Continue the essay below on the changing fashions in type spacing and the spacing between sentences, beginning immediately after its final sentence.
--- start of Document segment ---
The fashions for the set and spacing of type have changed over the decades, yet each generation firmly believes that its fashion is somehow objectively correct. This presents issues not only to the maker of new types, but also to the typefounder working with older matrices.

I'll look at this issue in two ways here: first as mirrored in the conventions of typing, and second as a practical matter in casting type.

(For more data on the evolution of the horizontal spacing of types see History of the Fit of Type.)

2. Spaces Between Sentences

I'll start with an anecdote and its explanation. It concerns the use of type rather than the making of individual types, but it does show quite clearly the direction of the change of fashion in the spacing of type.

Several years ago, a good friend of mine who has had recent training in the graphic arts as they are taught in the 21st century took exception to the fact that I had used two spaces between sentences in a plain ASCII text file. "Took exception" is perhaps overly mild - he said that it actually "hurt" to look at such an abomination.

So it would appear that now younger students in the graphic arts are being taught that it is correct to put one space after a period but wrong - very wrong - to put two. This is interesting on at least two counts.

First, there is an irony here in this emphasis on how many times you tap the spacebar when we have now entered an era where it doesn't matter. The spacing of text is now done by computers, and since the development of markup languages four decades ago by Goldfarb, it simply makes no difference how many spaces you type. The computer will change it for you. The only times you'll ever actually see two spaces if you type them are in (a) plain ASCII text files, or (b) typewritten documents. A young graphic designer is unlikely ever to see either of these.

Second, it would seem that this convention (one space) is being taught as if it were an objective truth. Yet I know exactly why I type two spaces: because it was the way I was taught. It was the way everyone in the US was taught who is old enough to have been taught typing on a manual typewriter. Then, just as now, it was an objective truth. Except the truth has changed.

This means, of course, that the number of spaces one must type between sentences is demonstrably not a matter of objective truth, but one of changing fashion. But why did it change? I wish to suggest that fashions in typing follow fashions in type; that it changed because the fashion for inter-sentence spacing in typeset text was once one thing and is now another.

As I have observed from my own experience as a student, the standard practice in the 20th century was to employ two spaces between sentences. To take a convenient example at random a book of professional typing instruction from 1903 has this to say:

"Space twice after a period, question mark, or exclamation point at the end of a sentence, and after a colon where it immediately precedes a sentence beginning with a capital letter." ( {Musick 1903}, p. 13/ PDF 32)
--- end of Document segment ---
--- start of Extracted information ---
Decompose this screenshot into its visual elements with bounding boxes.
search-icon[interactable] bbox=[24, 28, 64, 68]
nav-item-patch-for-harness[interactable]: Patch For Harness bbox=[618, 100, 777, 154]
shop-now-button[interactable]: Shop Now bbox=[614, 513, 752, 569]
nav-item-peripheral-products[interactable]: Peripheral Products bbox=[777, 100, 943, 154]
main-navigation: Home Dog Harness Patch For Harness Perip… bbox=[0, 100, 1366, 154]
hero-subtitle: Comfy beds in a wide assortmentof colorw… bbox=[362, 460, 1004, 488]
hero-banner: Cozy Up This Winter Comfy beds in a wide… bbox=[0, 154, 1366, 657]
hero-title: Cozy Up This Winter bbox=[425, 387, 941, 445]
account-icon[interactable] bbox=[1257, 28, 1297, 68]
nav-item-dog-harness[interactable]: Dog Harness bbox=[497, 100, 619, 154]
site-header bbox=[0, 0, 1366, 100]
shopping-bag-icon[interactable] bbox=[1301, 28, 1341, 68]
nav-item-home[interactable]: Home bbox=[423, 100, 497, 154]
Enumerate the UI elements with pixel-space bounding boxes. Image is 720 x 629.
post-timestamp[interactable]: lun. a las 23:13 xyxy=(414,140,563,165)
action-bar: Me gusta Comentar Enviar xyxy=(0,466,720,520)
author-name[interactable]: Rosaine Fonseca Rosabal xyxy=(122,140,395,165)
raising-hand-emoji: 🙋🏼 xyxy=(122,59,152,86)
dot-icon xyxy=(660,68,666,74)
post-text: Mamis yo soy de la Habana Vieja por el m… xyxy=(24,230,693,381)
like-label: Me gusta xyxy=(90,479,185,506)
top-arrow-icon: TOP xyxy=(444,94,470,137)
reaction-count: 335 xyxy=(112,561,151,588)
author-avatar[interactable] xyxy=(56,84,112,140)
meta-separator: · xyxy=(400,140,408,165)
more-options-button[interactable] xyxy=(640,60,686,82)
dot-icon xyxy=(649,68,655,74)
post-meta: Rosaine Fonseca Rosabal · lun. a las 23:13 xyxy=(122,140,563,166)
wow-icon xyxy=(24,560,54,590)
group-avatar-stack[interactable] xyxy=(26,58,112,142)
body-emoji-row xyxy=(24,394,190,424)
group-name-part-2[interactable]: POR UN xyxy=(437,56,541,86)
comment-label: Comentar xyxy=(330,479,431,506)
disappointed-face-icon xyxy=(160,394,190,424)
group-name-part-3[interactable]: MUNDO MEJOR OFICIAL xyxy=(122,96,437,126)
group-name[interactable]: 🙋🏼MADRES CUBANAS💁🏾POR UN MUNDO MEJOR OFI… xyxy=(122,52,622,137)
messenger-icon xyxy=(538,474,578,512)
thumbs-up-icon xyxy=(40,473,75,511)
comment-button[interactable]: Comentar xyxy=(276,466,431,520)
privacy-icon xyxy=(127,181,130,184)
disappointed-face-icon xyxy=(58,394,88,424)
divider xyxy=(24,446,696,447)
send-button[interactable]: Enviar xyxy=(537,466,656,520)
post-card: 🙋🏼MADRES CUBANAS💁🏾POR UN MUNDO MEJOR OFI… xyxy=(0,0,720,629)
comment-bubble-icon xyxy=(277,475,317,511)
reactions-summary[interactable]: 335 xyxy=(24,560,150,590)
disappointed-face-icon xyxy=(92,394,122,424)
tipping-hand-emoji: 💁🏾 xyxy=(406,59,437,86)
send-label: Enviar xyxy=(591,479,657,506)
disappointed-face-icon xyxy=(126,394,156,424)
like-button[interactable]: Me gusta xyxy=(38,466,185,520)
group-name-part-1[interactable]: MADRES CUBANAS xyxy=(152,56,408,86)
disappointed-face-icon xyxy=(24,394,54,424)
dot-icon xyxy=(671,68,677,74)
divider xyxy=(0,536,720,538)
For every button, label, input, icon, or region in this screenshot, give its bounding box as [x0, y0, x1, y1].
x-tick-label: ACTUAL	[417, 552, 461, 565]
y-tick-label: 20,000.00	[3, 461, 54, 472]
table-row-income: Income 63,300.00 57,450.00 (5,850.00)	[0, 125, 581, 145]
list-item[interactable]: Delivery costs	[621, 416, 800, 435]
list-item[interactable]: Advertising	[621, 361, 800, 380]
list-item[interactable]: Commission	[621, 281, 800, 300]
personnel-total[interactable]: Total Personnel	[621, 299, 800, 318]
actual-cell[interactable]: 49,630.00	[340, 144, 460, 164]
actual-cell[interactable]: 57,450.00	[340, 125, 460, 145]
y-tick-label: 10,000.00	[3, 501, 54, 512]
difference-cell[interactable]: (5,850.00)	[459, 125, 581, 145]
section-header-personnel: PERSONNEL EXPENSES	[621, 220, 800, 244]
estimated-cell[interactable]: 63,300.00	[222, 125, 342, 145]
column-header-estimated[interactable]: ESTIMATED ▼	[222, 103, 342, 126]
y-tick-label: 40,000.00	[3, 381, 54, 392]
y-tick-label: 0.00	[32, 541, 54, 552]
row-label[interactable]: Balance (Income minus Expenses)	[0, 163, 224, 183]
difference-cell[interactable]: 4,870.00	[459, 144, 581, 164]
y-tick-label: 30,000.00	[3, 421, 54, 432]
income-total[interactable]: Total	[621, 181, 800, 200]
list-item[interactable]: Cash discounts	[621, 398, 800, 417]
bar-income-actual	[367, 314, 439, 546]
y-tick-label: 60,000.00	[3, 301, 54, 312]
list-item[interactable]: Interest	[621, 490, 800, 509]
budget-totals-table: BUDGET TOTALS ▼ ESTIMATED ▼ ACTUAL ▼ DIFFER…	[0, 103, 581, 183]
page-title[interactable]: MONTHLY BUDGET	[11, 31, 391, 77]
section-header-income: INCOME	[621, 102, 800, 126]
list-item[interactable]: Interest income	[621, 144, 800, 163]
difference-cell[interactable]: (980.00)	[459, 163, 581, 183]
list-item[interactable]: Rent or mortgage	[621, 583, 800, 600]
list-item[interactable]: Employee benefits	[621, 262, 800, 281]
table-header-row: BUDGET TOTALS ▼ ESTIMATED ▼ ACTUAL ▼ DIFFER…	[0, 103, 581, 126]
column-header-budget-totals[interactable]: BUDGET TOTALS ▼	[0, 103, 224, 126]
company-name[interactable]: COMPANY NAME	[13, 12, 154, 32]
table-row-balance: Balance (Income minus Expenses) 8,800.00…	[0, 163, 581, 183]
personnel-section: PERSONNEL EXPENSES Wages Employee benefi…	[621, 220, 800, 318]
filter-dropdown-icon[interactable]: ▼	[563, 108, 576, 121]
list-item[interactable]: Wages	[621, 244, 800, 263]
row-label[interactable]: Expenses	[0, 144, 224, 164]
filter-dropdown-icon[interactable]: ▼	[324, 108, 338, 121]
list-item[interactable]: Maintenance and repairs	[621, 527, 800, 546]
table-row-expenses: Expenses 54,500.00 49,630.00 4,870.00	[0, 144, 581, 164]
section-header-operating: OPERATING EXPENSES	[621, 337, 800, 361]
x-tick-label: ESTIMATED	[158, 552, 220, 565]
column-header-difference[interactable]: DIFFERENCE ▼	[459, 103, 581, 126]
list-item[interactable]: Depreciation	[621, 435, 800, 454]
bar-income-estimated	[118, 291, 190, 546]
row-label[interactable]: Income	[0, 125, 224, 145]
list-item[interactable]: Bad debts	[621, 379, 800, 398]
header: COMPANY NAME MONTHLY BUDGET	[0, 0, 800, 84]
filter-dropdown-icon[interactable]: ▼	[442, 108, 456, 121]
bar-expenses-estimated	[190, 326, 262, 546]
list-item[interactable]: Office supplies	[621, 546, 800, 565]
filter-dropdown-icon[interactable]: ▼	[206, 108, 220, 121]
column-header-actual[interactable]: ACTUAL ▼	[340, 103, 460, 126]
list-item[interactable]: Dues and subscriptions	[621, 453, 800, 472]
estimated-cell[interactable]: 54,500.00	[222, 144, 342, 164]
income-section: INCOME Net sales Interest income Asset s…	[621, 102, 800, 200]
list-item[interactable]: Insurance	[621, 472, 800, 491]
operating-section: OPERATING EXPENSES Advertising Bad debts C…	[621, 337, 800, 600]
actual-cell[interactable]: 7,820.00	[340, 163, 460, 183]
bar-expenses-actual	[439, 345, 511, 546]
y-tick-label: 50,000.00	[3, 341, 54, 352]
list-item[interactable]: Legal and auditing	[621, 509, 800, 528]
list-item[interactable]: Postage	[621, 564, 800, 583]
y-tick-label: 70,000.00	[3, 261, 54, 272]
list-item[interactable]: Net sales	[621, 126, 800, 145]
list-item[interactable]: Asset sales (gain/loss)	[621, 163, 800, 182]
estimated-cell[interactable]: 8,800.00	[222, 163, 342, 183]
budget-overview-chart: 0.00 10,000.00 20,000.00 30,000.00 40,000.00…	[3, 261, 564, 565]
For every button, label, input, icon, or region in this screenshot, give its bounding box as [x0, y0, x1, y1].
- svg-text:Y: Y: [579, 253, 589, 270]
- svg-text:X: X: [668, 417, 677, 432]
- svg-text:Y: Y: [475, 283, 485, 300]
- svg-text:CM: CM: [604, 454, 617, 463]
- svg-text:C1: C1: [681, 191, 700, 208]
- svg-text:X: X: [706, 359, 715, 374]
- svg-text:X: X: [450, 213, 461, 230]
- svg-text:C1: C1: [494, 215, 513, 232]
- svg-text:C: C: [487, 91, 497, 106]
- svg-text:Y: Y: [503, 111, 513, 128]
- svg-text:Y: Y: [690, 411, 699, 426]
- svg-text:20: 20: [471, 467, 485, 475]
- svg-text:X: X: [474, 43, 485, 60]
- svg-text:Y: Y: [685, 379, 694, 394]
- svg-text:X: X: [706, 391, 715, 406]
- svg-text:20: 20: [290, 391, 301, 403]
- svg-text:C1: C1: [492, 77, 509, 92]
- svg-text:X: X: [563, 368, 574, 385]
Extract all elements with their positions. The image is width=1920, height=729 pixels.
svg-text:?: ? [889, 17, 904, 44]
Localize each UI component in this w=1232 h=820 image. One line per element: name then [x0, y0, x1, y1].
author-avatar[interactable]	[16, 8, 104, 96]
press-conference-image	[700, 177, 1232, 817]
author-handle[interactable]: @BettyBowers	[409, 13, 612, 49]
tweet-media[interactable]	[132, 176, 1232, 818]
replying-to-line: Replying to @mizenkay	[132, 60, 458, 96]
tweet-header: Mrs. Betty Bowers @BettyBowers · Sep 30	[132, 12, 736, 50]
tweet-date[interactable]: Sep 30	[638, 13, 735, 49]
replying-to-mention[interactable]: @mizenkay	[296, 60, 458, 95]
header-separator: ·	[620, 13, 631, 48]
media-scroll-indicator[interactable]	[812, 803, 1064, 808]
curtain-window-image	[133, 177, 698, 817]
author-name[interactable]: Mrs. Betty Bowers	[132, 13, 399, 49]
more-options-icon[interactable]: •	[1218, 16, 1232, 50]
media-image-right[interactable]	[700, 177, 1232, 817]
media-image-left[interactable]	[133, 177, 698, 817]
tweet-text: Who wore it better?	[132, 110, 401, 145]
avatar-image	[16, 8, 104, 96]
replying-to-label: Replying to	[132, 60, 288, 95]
--- end of Extracted information ---
### Output of the exercise
By 1903, the typewriter had become firmly established in business and typewriting had become a profession. The "correct," professional, inter-sentence spacing was twice that of the inter-word spacing. This is, I would argue, an approximation of the "correct" inter-sentence spacing for typeset text in that period.

Let's put this in the context of recommendations for composing typeset text from the late 19th to the late 20th centuries.

The typefounder Thomas MacKellar (one of the foremost authorities in 19th century practice) wrote:

"... What is commonly called the thick space is the proper separator between words, ...

"The comma requires only a thick space [after it], but the other points [that is, punctuation marks] should have a hair space before and an en quadrate after them, except the full-point, which should have an em quadate, as terminating a sentence." ( {MacKellar 1882}, pp. 130, 131).

MacKellar's "thick space" was a three-to-the-Em space, and of course an En quadrate was defined then just as an En quad is now, as two-to-the-Em ( {MacKellar 1882}, p. 77). It should also be noted that in MacKellar, as in later typesetting texts, the default spacing was always to be modified to result in even spacing for justified lines.

So MacKellar's advice, taken here as characteristic of 19th century American composition, is that the space between sentences is three times that between words. That is of course even more than the standard for typing, but in typing the inter-word space is typically wider, so two spaces between sentences in typed matter is a reasonable approximation of 19th century typesetting.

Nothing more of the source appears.